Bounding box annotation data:
____
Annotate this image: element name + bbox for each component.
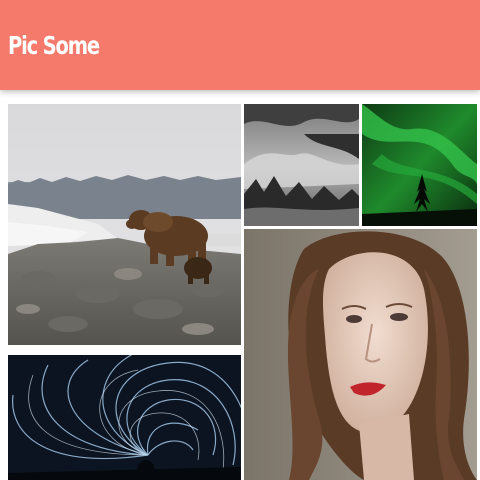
woman-portrait-image	[244, 229, 477, 480]
photo-woman-portrait[interactable]	[244, 229, 477, 480]
photo-bear-and-cub[interactable]	[8, 104, 241, 345]
photo-grid	[0, 92, 480, 480]
photo-star-trails[interactable]	[8, 355, 241, 480]
star-trails-image	[8, 355, 241, 480]
photo-aurora[interactable]	[362, 104, 477, 226]
bear-image	[8, 104, 241, 345]
misty-forest-image	[244, 104, 359, 226]
app-header: Pic Some	[0, 0, 480, 90]
aurora-image	[362, 104, 477, 226]
app-title: Pic Some	[8, 31, 100, 60]
photo-misty-forest[interactable]	[244, 104, 359, 226]
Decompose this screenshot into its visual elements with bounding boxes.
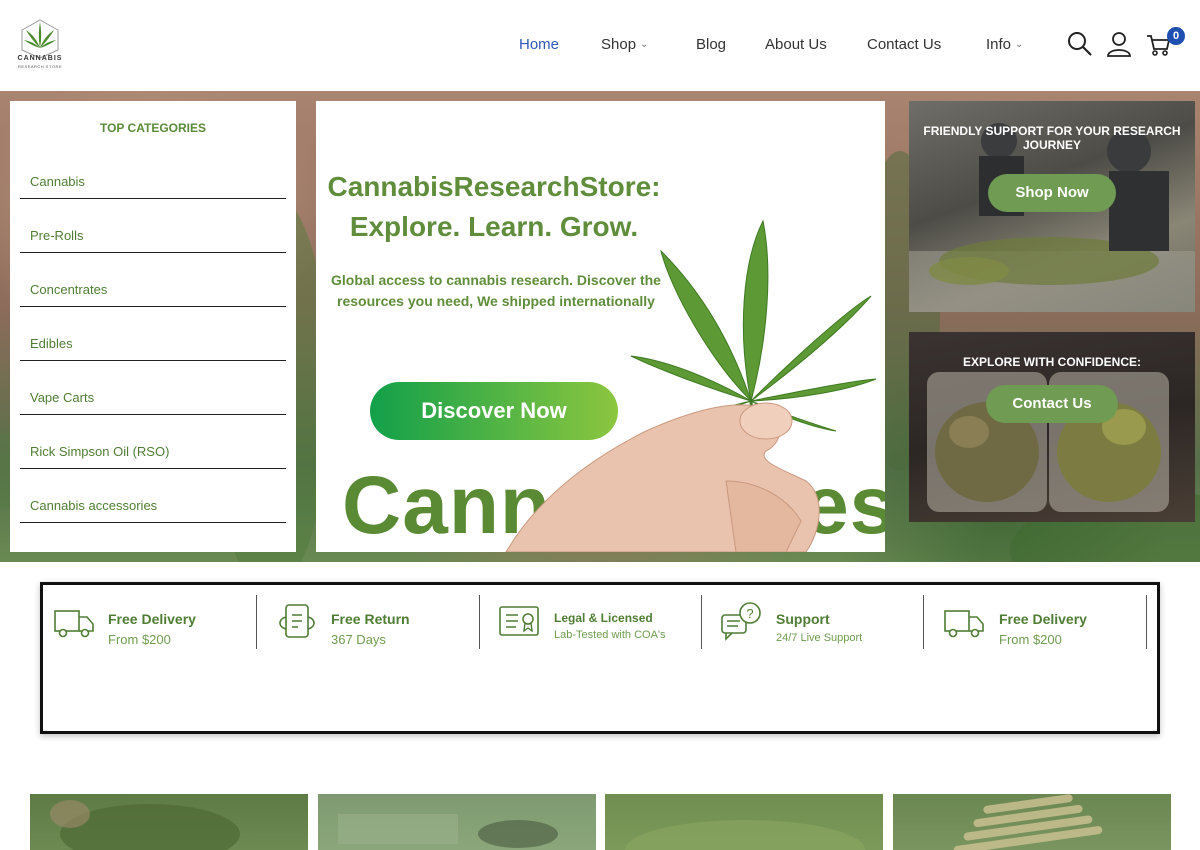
____
Challenge: Repeat every line of the records above word for word, leaving out the pictures.

Final result:
Annotate this image: element name + bbox for each component.
woman-portrait-image	[244, 229, 477, 480]
photo-woman-portrait[interactable]	[244, 229, 477, 480]
photo-bear-and-cub[interactable]	[8, 104, 241, 345]
photo-grid	[0, 92, 480, 480]
photo-star-trails[interactable]	[8, 355, 241, 480]
star-trails-image	[8, 355, 241, 480]
photo-aurora[interactable]	[362, 104, 477, 226]
bear-image	[8, 104, 241, 345]
misty-forest-image	[244, 104, 359, 226]
app-header: Pic Some	[0, 0, 480, 90]
aurora-image	[362, 104, 477, 226]
app-title: Pic Some	[8, 31, 100, 60]
photo-misty-forest[interactable]	[244, 104, 359, 226]
Decompose this screenshot into its visual elements with bounding boxes.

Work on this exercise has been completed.